WORK TO COMPLETE:
Can the data below be set down again exactly, line for line?
Begin DATA FOR THIS TASK
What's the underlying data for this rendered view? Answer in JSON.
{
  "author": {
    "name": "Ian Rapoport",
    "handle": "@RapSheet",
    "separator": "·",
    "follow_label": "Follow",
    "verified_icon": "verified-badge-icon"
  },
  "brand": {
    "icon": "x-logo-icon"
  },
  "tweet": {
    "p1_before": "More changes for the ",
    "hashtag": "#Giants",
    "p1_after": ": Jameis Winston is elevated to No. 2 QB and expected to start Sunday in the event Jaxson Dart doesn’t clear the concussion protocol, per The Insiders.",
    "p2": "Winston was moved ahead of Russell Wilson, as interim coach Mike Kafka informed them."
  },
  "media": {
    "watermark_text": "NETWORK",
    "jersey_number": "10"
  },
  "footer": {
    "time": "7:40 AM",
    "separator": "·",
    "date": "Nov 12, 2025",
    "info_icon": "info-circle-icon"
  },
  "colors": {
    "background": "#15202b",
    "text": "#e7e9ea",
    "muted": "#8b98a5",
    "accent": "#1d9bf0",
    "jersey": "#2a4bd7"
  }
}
End DATA FOR THIS TASK
RESPONSE TO THE EXERCISE:
What's the underlying data for this rendered view? Answer in JSON.
{
  "author": {
    "name": "Ian Rapoport",
    "handle": "@RapSheet",
    "separator": "·",
    "follow_label": "Follow",
    "verified_icon": "verified-badge-icon"
  },
  "brand": {
    "icon": "x-logo-icon"
  },
  "tweet": {
    "p1_before": "More changes for the ",
    "hashtag": "#Giants",
    "p1_after": ": Jameis Winston is elevated to No. 2 QB and expected to start Sunday in the event Jaxson Dart doesn’t clear the concussion protocol, per The Insiders.",
    "p2": "Winston was moved ahead of Russell Wilson, as interim coach Mike Kafka informed them."
  },
  "media": {
    "watermark_text": "NETWORK",
    "jersey_number": "10"
  },
  "footer": {
    "time": "7:40 AM",
    "separator": "·",
    "date": "Nov 12, 2025",
    "info_icon": "info-circle-icon"
  },
  "colors": {
    "background": "#15202b",
    "text": "#e7e9ea",
    "muted": "#8b98a5",
    "accent": "#1d9bf0",
    "jersey": "#2a4bd7"
  }
}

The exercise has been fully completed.